Guillemin and Sternberg wrote the following in 1987 in a short article called "Some remarks on I.M. Gelfand's works" accompanying Gelfand's Collected Papers, Volume I:
The theory of commutative normed rings [i.e., (complex) Banach algebras], created by Gelfand in the late 1930s, has become today one of the most active areas of functional analysis. The key idea in Gelfand's theory -- that maximal ideals are the underlying "points" of a commutative normed ring -- not only revolutionized harmonic analyis but had an enormous impact in algebraic geometry. (One need only look at the development of the concept of the spectrum of a commutative ring and the concept of scheme in the algebraic geometry of the 1960s and 1970s to see how far beyond the borders of functional analysis Gelfand's ideas penetrated.)
I was skeptical when reading this, which led to the following:
Basic Question: Did Gelfand's theory of commutative Banach algebras have an enormous impact, or any direct influence whatsoever, in algebraic geometry?
I elaborate on the question at the end, after some background and context for my skepticism.
In the late 1930s, Gelfand proved the special case of the Mazur-Gelfand Theorem that says that a Banach division algebra is $\mathbb{C}$. In the commutative case this applies to quotients by maximal ideals, and Gelfand used this fact to consider elements of a (complex, unital) commutative Banach algebra as functions on the maximal ideal space. He gave the maximal ideal space the coarsest topology that makes these functions continuous, which turns out to be a compact Hausdorff topology. The resulting continuous homomorphism from a commutative Banach algebra $A$ with maximal ideal space $\mathfrak{M}$ to the Banach algebra $C(\mathfrak{M})$ of continuous complex-valued functions on $\mathfrak{M}$ with sup norm is now often called the Gelfand transform (sometimes denoted $\Gamma$, short for Гельфанд). It is very useful.

Brief 1: Transcribe the Gelfand passage from "In the late 1930s, Gelfand" through "is very useful.".
The Gelfand passage and the records come from separate, unrelated sources.

Dataset entries:
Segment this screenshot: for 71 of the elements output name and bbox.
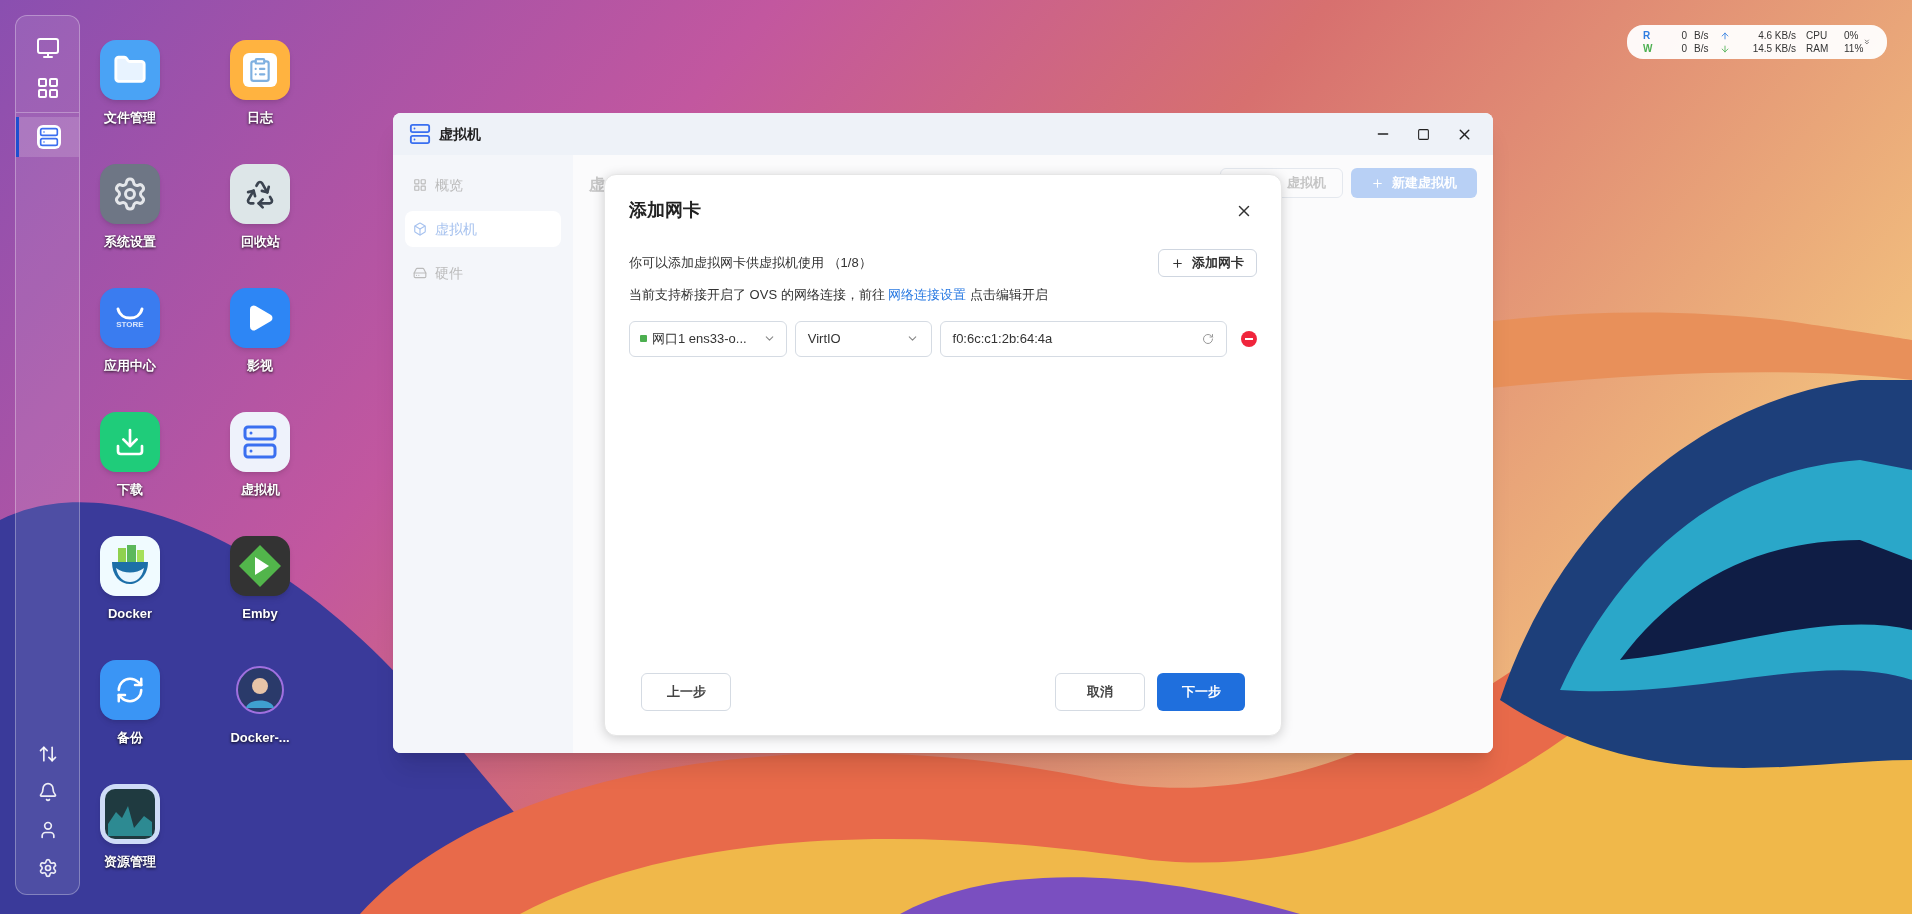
chart-icon [100,784,160,844]
clipboard-icon [230,40,290,100]
server-icon [37,125,61,149]
model-select[interactable]: VirtIO [794,320,932,357]
cube-icon [413,222,427,236]
arrows-icon [37,744,58,764]
desktop-shortcut[interactable]: 日志 [195,40,325,127]
metric-value: 0% [1844,29,1859,42]
folder-icon [100,40,160,100]
desktop-shortcut[interactable]: Docker-... [195,660,325,747]
metric-label: CPU [1806,29,1829,42]
plus-icon [1371,176,1384,190]
plus-icon [1171,256,1184,270]
disk-label: R [1643,29,1652,42]
next-button[interactable]: 下一步 [1157,673,1245,711]
settings-icon [37,858,58,878]
avatar-icon [236,666,284,714]
bell-icon [37,782,58,802]
back-button[interactable]: 上一步 [641,673,731,711]
desktop-shortcut[interactable]: STORE 应用中心 [65,288,195,375]
desktop-shortcut[interactable]: 回收站 [195,164,325,251]
network-speed: 14.5 KB/s [1751,42,1796,55]
whale-icon [100,536,160,596]
upload-icon [1720,30,1730,41]
desktop-shortcut[interactable]: Emby [195,536,325,623]
mac-field[interactable]: f0:6c:c1:2b:64:4a [939,320,1227,357]
add-nic-button[interactable]: 添加网卡 [1158,249,1257,277]
grid-icon [413,178,427,192]
desktop-shortcut[interactable]: 备份 [65,660,195,747]
gear-icon [100,164,160,224]
speed-unit: B/s [1694,29,1710,42]
dock-tool-button[interactable] [37,744,58,764]
app-grid-icon [35,76,60,100]
dock-item[interactable] [16,117,79,157]
cancel-button[interactable]: 取消 [1055,673,1145,711]
desktop-shortcut[interactable]: Docker [65,536,195,623]
play-icon [230,288,290,348]
server-icon [230,412,290,472]
network-speed: 4.6 KB/s [1757,29,1796,42]
desktop-shortcut[interactable]: 文件管理 [65,40,195,127]
desktop-shortcut[interactable]: 系统设置 [65,164,195,251]
desktop-shortcut[interactable]: 下载 [65,412,195,499]
disk-speed: 0 [1680,42,1687,55]
metric-label: RAM [1806,42,1830,55]
server-icon [409,123,431,145]
play-diamond-icon [230,536,290,596]
desktop-shortcut[interactable]: 影视 [195,288,325,375]
recycle-bin-icon [230,164,290,224]
port-select[interactable]: 网口1 ens33-o... [629,320,787,357]
remove-icon[interactable] [1241,330,1257,347]
ovs-note: 当前支持桥接开启了 OVS 的网络连接，前往 网络连接设置 点击编辑开启 [629,286,1049,304]
refresh-icon[interactable] [1202,332,1214,345]
desktop-shortcut[interactable]: 资源管理 [65,784,195,871]
monitor-icon [35,36,60,60]
store-icon: STORE [100,288,160,348]
dock-tool-button[interactable] [37,782,58,802]
desktop-shortcut[interactable]: 虚拟机 [195,412,325,499]
window-title: 虚拟机 [439,124,481,144]
maximize-icon[interactable] [1417,127,1430,141]
dialog-title: 添加网卡 [629,199,701,222]
drive-icon [413,266,427,280]
metric-value: 11% [1844,42,1864,55]
download-icon [100,412,160,472]
network-settings-link[interactable]: 网络连接设置 [888,287,967,302]
speed-unit: B/s [1694,42,1710,55]
dock-tool-button[interactable] [37,858,58,878]
description: 你可以添加虚拟网卡供虚拟机使用 （1/8） [629,254,872,273]
download-icon [1720,43,1730,54]
sync-icon [100,660,160,720]
disk-label: W [1643,42,1654,55]
disk-speed: 0 [1680,29,1687,42]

Brief 2: In the records, repeat word for word the stretch from the line that contains "chart-icon [100,784,160,844]" through the line that contains "dock-item[interactable] [16,117,79,157]", both lines included.

Correct answer 1:
In the late 1930s, Gelfand proved the special case of the Mazur-Gelfand Theorem that says that a Banach division algebra is $\mathbb{C}$. In the commutative case this applies to quotients by maximal ideals, and Gelfand used this fact to consider elements of a (complex, unital) commutative Banach algebra as functions on the maximal ideal space. He gave the maximal ideal space the coarsest topology that makes these functions continuous, which turns out to be a compact Hausdorff topology. The resulting continuous homomorphism from a commutative Banach algebra $A$ with maximal ideal space $\mathfrak{M}$ to the Banach algebra $C(\mathfrak{M})$ of continuous complex-valued functions on $\mathfrak{M}$ with sup norm is now often called the Gelfand transform (sometimes denoted $\Gamma$, short for Гельфанд). It is very useful.

Correct answer 2:
chart-icon [100,784,160,844]
clipboard-icon [230,40,290,100]
server-icon [37,125,61,149]
model-select[interactable]: VirtIO [794,320,932,357]
cube-icon [413,222,427,236]
arrows-icon [37,744,58,764]
desktop-shortcut[interactable]: 日志 [195,40,325,127]
metric-value: 0% [1844,29,1859,42]
folder-icon [100,40,160,100]
desktop-shortcut[interactable]: Docker-... [195,660,325,747]
metric-label: CPU [1806,29,1829,42]
plus-icon [1371,176,1384,190]
plus-icon [1171,256,1184,270]
disk-label: R [1643,29,1652,42]
next-button[interactable]: 下一步 [1157,673,1245,711]
settings-icon [37,858,58,878]
avatar-icon [236,666,284,714]
bell-icon [37,782,58,802]
back-button[interactable]: 上一步 [641,673,731,711]
desktop-shortcut[interactable]: STORE 应用中心 [65,288,195,375]
desktop-shortcut[interactable]: 回收站 [195,164,325,251]
network-speed: 14.5 KB/s [1751,42,1796,55]
whale-icon [100,536,160,596]
upload-icon [1720,30,1730,41]
desktop-shortcut[interactable]: Emby [195,536,325,623]
mac-field[interactable]: f0:6c:c1:2b:64:4a [939,320,1227,357]
add-nic-button[interactable]: 添加网卡 [1158,249,1257,277]
grid-icon [413,178,427,192]
desktop-shortcut[interactable]: 备份 [65,660,195,747]
gear-icon [100,164,160,224]
speed-unit: B/s [1694,29,1710,42]
dock-tool-button[interactable] [37,744,58,764]
app-grid-icon [35,76,60,100]
dock-item[interactable] [16,117,79,157]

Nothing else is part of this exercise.